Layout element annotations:

* * * * *

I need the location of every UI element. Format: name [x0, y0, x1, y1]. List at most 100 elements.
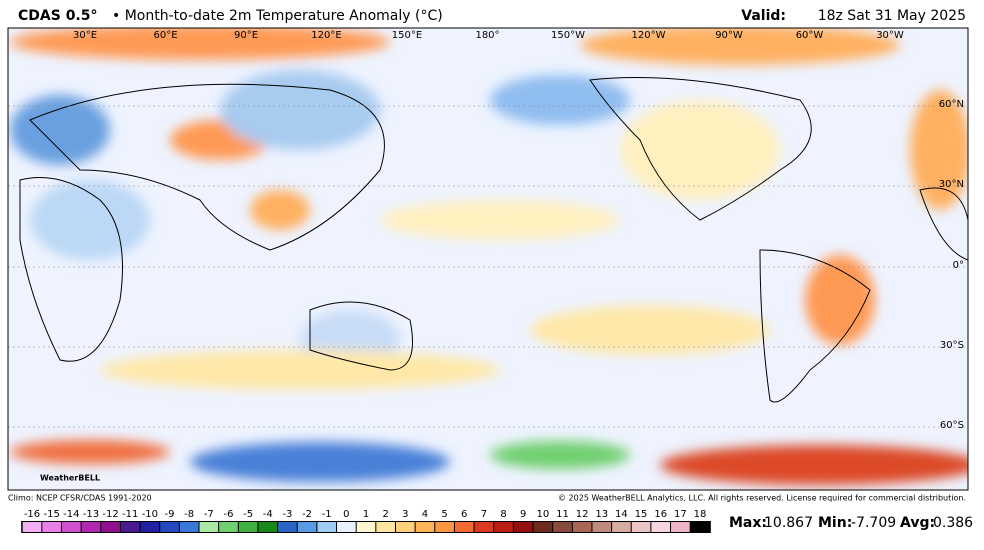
colorbar-label: 17 — [674, 509, 687, 520]
colorbar-label: 0 — [343, 509, 349, 520]
colorbar-label: 10 — [536, 509, 549, 520]
colorbar-swatch — [553, 522, 572, 532]
longitude-label: 150°W — [551, 30, 585, 41]
colorbar-label: -4 — [263, 509, 273, 520]
longitude-label: 90°W — [715, 30, 743, 41]
colorbar-swatch — [219, 522, 238, 532]
graticule — [8, 105, 968, 428]
longitude-label: 60°E — [153, 30, 177, 41]
colorbar-label: -10 — [142, 509, 158, 520]
colorbar-swatch — [258, 522, 278, 532]
colorbar-swatch — [572, 522, 592, 532]
colorbar-swatch — [356, 522, 376, 532]
valid-time: 18z Sat 31 May 2025 — [818, 8, 966, 24]
colorbar-label: -16 — [24, 509, 40, 520]
colorbar-label: 8 — [500, 509, 506, 520]
colorbar-swatch — [42, 522, 61, 532]
colorbar-label: 7 — [481, 509, 487, 520]
colorbar-swatch — [435, 522, 454, 532]
colorbar-swatch — [513, 522, 533, 532]
colorbar-swatch — [415, 522, 435, 532]
colorbar-swatch — [376, 522, 395, 532]
colorbar-swatch — [81, 522, 101, 532]
colorbar-swatch — [278, 522, 297, 532]
longitude-label: 120°W — [632, 30, 666, 41]
colorbar-label: -15 — [43, 509, 59, 520]
avg-label: Avg: — [900, 515, 935, 531]
colorbar-label: -14 — [63, 509, 79, 520]
colorbar-label: -3 — [282, 509, 292, 520]
colorbar-swatch — [337, 522, 356, 532]
colorbar-label: -8 — [184, 509, 194, 520]
latitude-label: 0° — [953, 260, 964, 271]
colorbar-swatch — [22, 522, 42, 532]
min-value: -7.709 — [851, 515, 896, 531]
colorbar-swatch — [631, 522, 651, 532]
colorbar-label: -1 — [322, 509, 332, 520]
title: • Month-to-date 2m Temperature Anomaly (… — [112, 8, 443, 24]
colorbar-swatch — [494, 522, 513, 532]
longitude-label: 30°W — [876, 30, 904, 41]
colorbar-label: -13 — [83, 509, 99, 520]
colorbar-label: -2 — [302, 509, 312, 520]
colorbar-label: 5 — [441, 509, 447, 520]
colorbar-swatch — [612, 522, 631, 532]
map-frame — [7, 27, 969, 491]
colorbar-swatch — [179, 522, 199, 532]
colorbar-swatch — [671, 522, 690, 532]
colorbar-swatch — [651, 522, 671, 532]
latitude-label: 30°N — [939, 179, 964, 190]
colorbar-label: 1 — [363, 509, 369, 520]
max-value: 10.867 — [764, 515, 813, 531]
colorbar-label: 6 — [461, 509, 467, 520]
colorbar-label: 18 — [694, 509, 707, 520]
colorbar-label: -12 — [102, 509, 118, 520]
colorbar-swatch — [395, 522, 415, 532]
longitude-label: 150°E — [392, 30, 422, 41]
colorbar-swatch — [61, 522, 81, 532]
climo: Climo: NCEP CFSR/CDAS 1991-2020 — [8, 494, 152, 503]
avg-value: 0.386 — [933, 515, 973, 531]
valid-label: Valid: — [741, 8, 786, 24]
colorbar-label: 4 — [422, 509, 428, 520]
colorbar-label: 15 — [635, 509, 648, 520]
copyright: © 2025 WeatherBELL Analytics, LLC. All r… — [558, 494, 966, 503]
colorbar-label: -11 — [122, 509, 138, 520]
longitude-label: 90°E — [234, 30, 258, 41]
colorbar-label: -7 — [204, 509, 214, 520]
min-label: Min: — [818, 515, 852, 531]
colorbar-label: 14 — [615, 509, 628, 520]
colorbar-swatch — [297, 522, 317, 532]
colorbar-label: -9 — [165, 509, 175, 520]
longitude-label: 60°W — [796, 30, 824, 41]
colorbar-swatch — [238, 522, 258, 532]
colorbar-swatch — [160, 522, 179, 532]
colorbar-swatch — [199, 522, 219, 532]
colorbar-label: 9 — [520, 509, 526, 520]
product: CDAS 0.5° — [18, 8, 98, 24]
colorbar-swatch — [140, 522, 160, 532]
colorbar-swatch — [592, 522, 612, 532]
longitude-label: 30°E — [73, 30, 97, 41]
colorbar-label: 16 — [654, 509, 667, 520]
colorbar-swatch — [533, 522, 553, 532]
colorbar-swatch — [317, 522, 337, 532]
longitude-label: 120°E — [311, 30, 341, 41]
map-background — [8, 28, 968, 490]
colorbar-swatch — [474, 522, 494, 532]
colorbar-swatch — [101, 522, 120, 532]
colorbar-label: -6 — [223, 509, 233, 520]
colorbar-swatch — [454, 522, 474, 532]
colorbar-label: 11 — [556, 509, 569, 520]
logo: WeatherBELL — [40, 474, 100, 483]
colorbar-label: 2 — [382, 509, 388, 520]
colorbar-label: -5 — [243, 509, 253, 520]
latitude-label: 60°N — [939, 99, 964, 110]
latitude-label: 30°S — [940, 340, 964, 351]
max-label: Max: — [729, 515, 767, 531]
colorbar-swatch — [120, 522, 140, 532]
colorbar-label: 3 — [402, 509, 408, 520]
map: WeatherBELL — [7, 27, 969, 491]
latitude-label: 60°S — [940, 420, 964, 431]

* * * * *

▶ **WHAT THE TASK ASKS**:
Rewrite the data above, replacing every "longitude-label" with "lon-label" and keeping everything else unchanged. Leave out the pictures.

▶ **TASK RESPONSE**:
I need the location of every UI element. Format: name [x0, y0, x1, y1]. List at most 100 elements.
colorbar-label: 17 — [674, 509, 687, 520]
colorbar-label: 0 — [343, 509, 349, 520]
colorbar-label: 10 — [536, 509, 549, 520]
colorbar-swatch — [553, 522, 572, 532]
lon-label: 150°W — [551, 30, 585, 41]
colorbar-label: -4 — [263, 509, 273, 520]
lon-label: 90°W — [715, 30, 743, 41]
colorbar-swatch — [219, 522, 238, 532]
graticule — [8, 105, 968, 428]
lon-label: 60°E — [153, 30, 177, 41]
colorbar-label: -10 — [142, 509, 158, 520]
colorbar-swatch — [258, 522, 278, 532]
colorbar-swatch — [572, 522, 592, 532]
colorbar-swatch — [356, 522, 376, 532]
valid-time: 18z Sat 31 May 2025 — [818, 8, 966, 24]
colorbar-label: -16 — [24, 509, 40, 520]
colorbar-label: 8 — [500, 509, 506, 520]
colorbar-swatch — [42, 522, 61, 532]
colorbar-label: 7 — [481, 509, 487, 520]
colorbar-swatch — [435, 522, 454, 532]
colorbar-swatch — [513, 522, 533, 532]
colorbar-swatch — [415, 522, 435, 532]
colorbar-swatch — [376, 522, 395, 532]
colorbar-swatch — [81, 522, 101, 532]
colorbar-swatch — [278, 522, 297, 532]
lon-label: 120°W — [632, 30, 666, 41]
colorbar-label: -15 — [43, 509, 59, 520]
avg-label: Avg: — [900, 515, 935, 531]
colorbar-label: -14 — [63, 509, 79, 520]
colorbar-label: -3 — [282, 509, 292, 520]
colorbar-swatch — [337, 522, 356, 532]
colorbar-label: -8 — [184, 509, 194, 520]
latitude-label: 0° — [953, 260, 964, 271]
colorbar-swatch — [22, 522, 42, 532]
min-value: -7.709 — [851, 515, 896, 531]
colorbar-swatch — [631, 522, 651, 532]
colorbar-label: -1 — [322, 509, 332, 520]
title: • Month-to-date 2m Temperature Anomaly (… — [112, 8, 443, 24]
colorbar-swatch — [494, 522, 513, 532]
lon-label: 30°W — [876, 30, 904, 41]
colorbar-label: -13 — [83, 509, 99, 520]
colorbar-label: -2 — [302, 509, 312, 520]
colorbar-label: 5 — [441, 509, 447, 520]
colorbar-swatch — [612, 522, 631, 532]
map-frame — [7, 27, 969, 491]
colorbar-swatch — [179, 522, 199, 532]
colorbar-swatch — [671, 522, 690, 532]
colorbar-swatch — [651, 522, 671, 532]
latitude-label: 30°N — [939, 179, 964, 190]
colorbar-label: 1 — [363, 509, 369, 520]
max-value: 10.867 — [764, 515, 813, 531]
colorbar-label: 6 — [461, 509, 467, 520]
colorbar-label: 18 — [694, 509, 707, 520]
colorbar-label: -12 — [102, 509, 118, 520]
colorbar-swatch — [395, 522, 415, 532]
lon-label: 150°E — [392, 30, 422, 41]
colorbar-swatch — [61, 522, 81, 532]
climo: Climo: NCEP CFSR/CDAS 1991-2020 — [8, 494, 152, 503]
avg-value: 0.386 — [933, 515, 973, 531]
valid-label: Valid: — [741, 8, 786, 24]
colorbar-label: 4 — [422, 509, 428, 520]
colorbar-label: 15 — [635, 509, 648, 520]
copyright: © 2025 WeatherBELL Analytics, LLC. All r… — [558, 494, 966, 503]
colorbar-label: -11 — [122, 509, 138, 520]
lon-label: 90°E — [234, 30, 258, 41]
colorbar-label: -7 — [204, 509, 214, 520]
min-label: Min: — [818, 515, 852, 531]
colorbar-label: 14 — [615, 509, 628, 520]
colorbar-swatch — [297, 522, 317, 532]
colorbar-label: -9 — [165, 509, 175, 520]
lon-label: 60°W — [796, 30, 824, 41]
colorbar-swatch — [238, 522, 258, 532]
colorbar-swatch — [160, 522, 179, 532]
colorbar-swatch — [199, 522, 219, 532]
colorbar-label: 9 — [520, 509, 526, 520]
product: CDAS 0.5° — [18, 8, 98, 24]
colorbar-swatch — [140, 522, 160, 532]
colorbar-swatch — [592, 522, 612, 532]
lon-label: 30°E — [73, 30, 97, 41]
colorbar-label: 16 — [654, 509, 667, 520]
colorbar-swatch — [533, 522, 553, 532]
colorbar-swatch — [317, 522, 337, 532]
lon-label: 120°E — [311, 30, 341, 41]
map-background — [8, 28, 968, 490]
colorbar-swatch — [474, 522, 494, 532]
colorbar-swatch — [101, 522, 120, 532]
colorbar-label: -6 — [223, 509, 233, 520]
colorbar-swatch — [454, 522, 474, 532]
colorbar-label: 11 — [556, 509, 569, 520]
logo: WeatherBELL — [40, 474, 100, 483]
colorbar-label: 2 — [382, 509, 388, 520]
colorbar-label: -5 — [243, 509, 253, 520]
latitude-label: 60°N — [939, 99, 964, 110]
latitude-label: 30°S — [940, 340, 964, 351]
max-label: Max: — [729, 515, 767, 531]
colorbar-swatch — [120, 522, 140, 532]
colorbar-label: 3 — [402, 509, 408, 520]
map: WeatherBELL — [7, 27, 969, 491]
latitude-label: 60°S — [940, 420, 964, 431]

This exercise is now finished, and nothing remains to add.